● **Descripción del problema**: Actualiza el fragmento citado. Reprodúcelo desde las palabras que contienen «Todo un mensaje» hasta «contra de ETA.», ambas incluidas, y sustituye «violencia terrorista» por «violencia armada».
------ Fragmento citado ------
Todo un mensaje democrático el de aquel año 1975.

En 1977, tras las elecciones generales de junio, tuvo que cambiar radicalmente de registro, y en 1997 nos indignaba aquella Navidad cuando nos decía que aquel año el pueblo vasco había dicho «Basta ya» a la violencia terrorista de ETA. No analizaba don Juan Carlos que el nacionalismo vasco democrático y mayoritario había estado siempre en contra de la violencia, incluso de la que a él le había hecho rey con su apoyo a la dictadura. El PNV ya en 1978, antes de ser aprobada la Constitución española, había organizado una gran manifestación en contra de ETA.

Esa Navidad, además de olvidarse del secuestro de Cosme Delclaux, también se le olvidó, como se le olvida siempre y no me canso de repetirlo, que, además del castellano, son cooficiales el euskera, el catalán y el gallego. ¿Le cuesta tanto un «Zorionak», un «Boas Noites», un «Bon Nadal»? Puede parecer una anécdota menor, pero evidencia la profunda castellanidad de un Estado que no admite convivir en serio con la pluralidad.

Por eso decimos que el rey simplemente está. ¿Cuánto durará esta situación? Quizá hasta que seis intelectuales como Tabucchi empiecen a denunciar su pasividad o el portavoz de un grupo parlamentario de ámbito estatal se atreva a decir lo que dije en la tribuna, o cuando desde dos periódicos comiencen a decirle que se gane el sueldo o se rompa la cortina de silencio que le envuelve y ésta comience a correrse para dejar ver lo que hay.

Yo lamento que don Juan Carlos no hiciera caso a la carta que le entregué en 2000. Quizá las cosas no habrían ido tan lejos. Por eso es bueno recordar que el Arzalluz que en 2000 le avisaba sobre quién era Aznar, era el mismo que finalizaba aquella intervención de 1978 explicando el espíritu de la enmienda presentada al proyecto constitucional sobre la restauración foral el 20 de junio de 1978 de la siguiente manera:

Los que tenemos empeño en que efectivamente lleguemos a una concordia, a una satisfactoria integración, dejando otras líneas mucho más expuestas y discutibles, hemos creído absolutamente necesario plantear en estas Constituyentes el tema de la restauración foral. Con esto queremos ser fieles a una constante histórica, porque, como vascos, al menos a nosotros —cada cual tiene su filosofía, sus puntos de vista perfectamente respetables— nos pesaría la conciencia el no hacer en este momento este planteamiento. A través de esta restauración foral pensamos en nuestra propia identidad política, en nuestro modo de entender la inserción de los territorios forales en el conjunto del Estado.

Somos perfectamente conscientes de que la idea de pacto produce en muchos algo así como si aquí viniéramos a discutir de tú a tú con el Estado un determinado territorio. Y, sin embargo, no es así. Es simplemente la afirmación de que el Estado, el Reino, se formó de una manera determinada. Esa manera determinada que realmente daba satisfacción por lo menos a esos ámbitos del país y que se vieron distorsionados unilateralmente, esa manera de integración ha de ser reproducida para que, efectivamente, el Estado —y otra vez el Reino, puesto que estamos en una Monarquía— a través de una fórmula de siglos pueda encontrar un acomodo, una integración consensual y pacífica.
------ Entradas ------
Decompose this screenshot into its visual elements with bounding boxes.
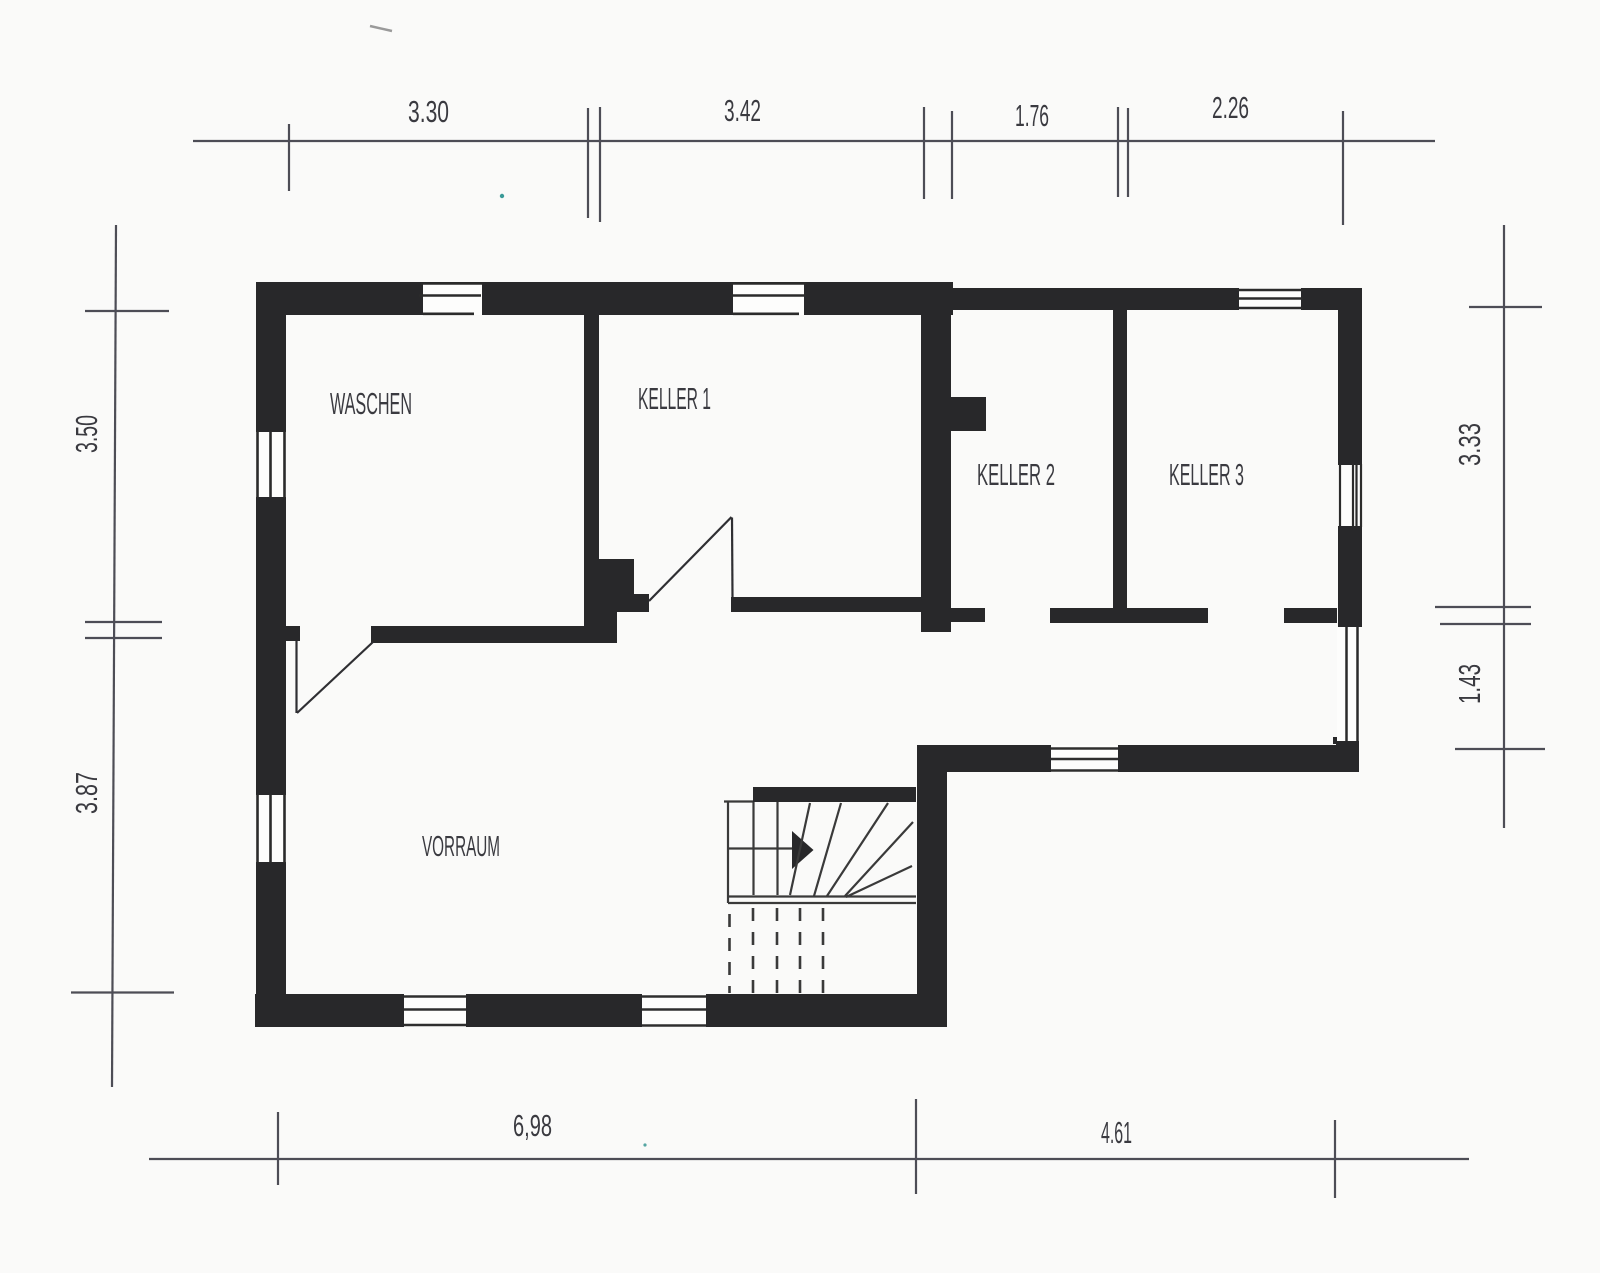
svg-text:WASCHEN: WASCHEN bbox=[330, 386, 412, 421]
svg-text:KELLER 1: KELLER 1 bbox=[638, 381, 711, 416]
svg-text:KELLER 3: KELLER 3 bbox=[1169, 457, 1244, 492]
svg-text:3.42: 3.42 bbox=[724, 93, 761, 128]
svg-text:1.76: 1.76 bbox=[1015, 98, 1049, 133]
svg-text:4.61: 4.61 bbox=[1101, 1115, 1132, 1150]
svg-text:3.33: 3.33 bbox=[1452, 423, 1487, 466]
svg-text:1.43: 1.43 bbox=[1452, 664, 1487, 704]
svg-text:2.26: 2.26 bbox=[1212, 90, 1249, 125]
svg-text:KELLER 2: KELLER 2 bbox=[977, 457, 1055, 492]
svg-text:6,98: 6,98 bbox=[513, 1108, 552, 1143]
svg-text:3.30: 3.30 bbox=[408, 94, 449, 129]
svg-text:3.50: 3.50 bbox=[69, 415, 104, 453]
svg-text:VORRAUM: VORRAUM bbox=[422, 831, 500, 863]
svg-text:3.87: 3.87 bbox=[69, 772, 104, 814]
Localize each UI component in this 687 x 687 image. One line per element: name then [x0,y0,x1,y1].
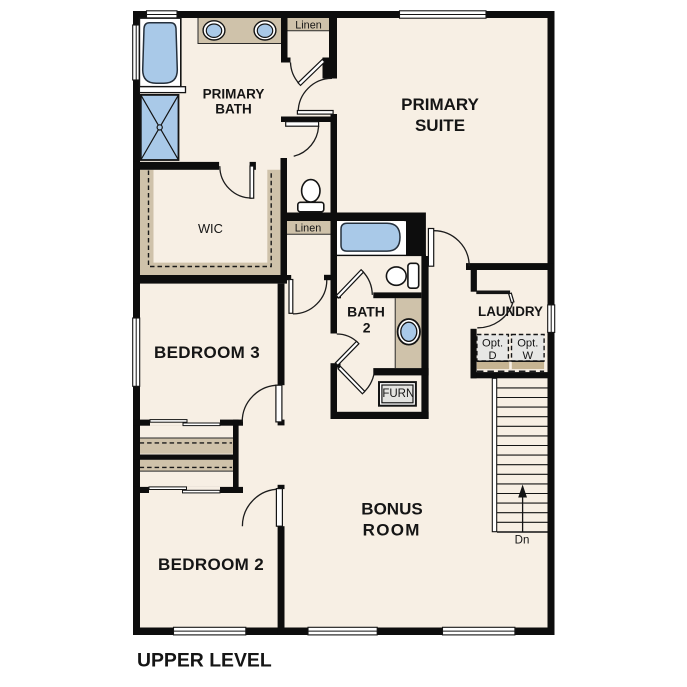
------
● **Solución propuesta**:
Todo un mensaje democrático el de aquel año 1975.

En 1977, tras las elecciones generales de junio, tuvo que cambiar radicalmente de registro, y en 1997 nos indignaba aquella Navidad cuando nos decía que aquel año el pueblo vasco había dicho «Basta ya» a la violencia armada de ETA. No analizaba don Juan Carlos que el nacionalismo vasco democrático y mayoritario había estado siempre en contra de la violencia, incluso de la que a él le había hecho rey con su apoyo a la dictadura. El PNV ya en 1978, antes de ser aprobada la Constitución española, había organizado una gran manifestación en contra de ETA.